◆ EXCERPTED DATA
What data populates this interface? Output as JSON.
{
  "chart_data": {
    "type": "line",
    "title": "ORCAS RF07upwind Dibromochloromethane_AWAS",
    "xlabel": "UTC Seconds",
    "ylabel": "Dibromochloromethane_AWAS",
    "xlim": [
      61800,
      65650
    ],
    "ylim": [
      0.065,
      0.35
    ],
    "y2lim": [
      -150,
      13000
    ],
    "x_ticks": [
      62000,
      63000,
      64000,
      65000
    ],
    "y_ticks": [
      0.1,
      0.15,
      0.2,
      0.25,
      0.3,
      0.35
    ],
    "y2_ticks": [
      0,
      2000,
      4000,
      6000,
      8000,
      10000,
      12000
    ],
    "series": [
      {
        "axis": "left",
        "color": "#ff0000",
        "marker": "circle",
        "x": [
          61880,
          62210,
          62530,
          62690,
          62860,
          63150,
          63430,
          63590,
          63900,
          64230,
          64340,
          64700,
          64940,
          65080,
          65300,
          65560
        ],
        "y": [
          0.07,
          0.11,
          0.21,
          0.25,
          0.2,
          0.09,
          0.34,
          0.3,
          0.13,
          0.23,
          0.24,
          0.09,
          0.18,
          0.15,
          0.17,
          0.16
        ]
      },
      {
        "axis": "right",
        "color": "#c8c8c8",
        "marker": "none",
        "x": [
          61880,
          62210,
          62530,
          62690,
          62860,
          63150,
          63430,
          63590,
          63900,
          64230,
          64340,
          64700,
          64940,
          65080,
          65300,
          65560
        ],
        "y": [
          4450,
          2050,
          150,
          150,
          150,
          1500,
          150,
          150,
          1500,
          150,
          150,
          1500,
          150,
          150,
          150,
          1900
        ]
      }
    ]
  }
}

◆ WORK INSTRUCTIONS
Return the listing above in full, character for character.

◆ ANSWER TO THE EXERCISE
What data populates this interface? Output as JSON.
{
  "chart_data": {
    "type": "line",
    "title": "ORCAS RF07upwind Dibromochloromethane_AWAS",
    "xlabel": "UTC Seconds",
    "ylabel": "Dibromochloromethane_AWAS",
    "xlim": [
      61800,
      65650
    ],
    "ylim": [
      0.065,
      0.35
    ],
    "y2lim": [
      -150,
      13000
    ],
    "x_ticks": [
      62000,
      63000,
      64000,
      65000
    ],
    "y_ticks": [
      0.1,
      0.15,
      0.2,
      0.25,
      0.3,
      0.35
    ],
    "y2_ticks": [
      0,
      2000,
      4000,
      6000,
      8000,
      10000,
      12000
    ],
    "series": [
      {
        "axis": "left",
        "color": "#ff0000",
        "marker": "circle",
        "x": [
          61880,
          62210,
          62530,
          62690,
          62860,
          63150,
          63430,
          63590,
          63900,
          64230,
          64340,
          64700,
          64940,
          65080,
          65300,
          65560
        ],
        "y": [
          0.07,
          0.11,
          0.21,
          0.25,
          0.2,
          0.09,
          0.34,
          0.3,
          0.13,
          0.23,
          0.24,
          0.09,
          0.18,
          0.15,
          0.17,
          0.16
        ]
      },
      {
        "axis": "right",
        "color": "#c8c8c8",
        "marker": "none",
        "x": [
          61880,
          62210,
          62530,
          62690,
          62860,
          63150,
          63430,
          63590,
          63900,
          64230,
          64340,
          64700,
          64940,
          65080,
          65300,
          65560
        ],
        "y": [
          4450,
          2050,
          150,
          150,
          150,
          1500,
          150,
          150,
          1500,
          150,
          150,
          1500,
          150,
          150,
          150,
          1900
        ]
      }
    ]
  }
}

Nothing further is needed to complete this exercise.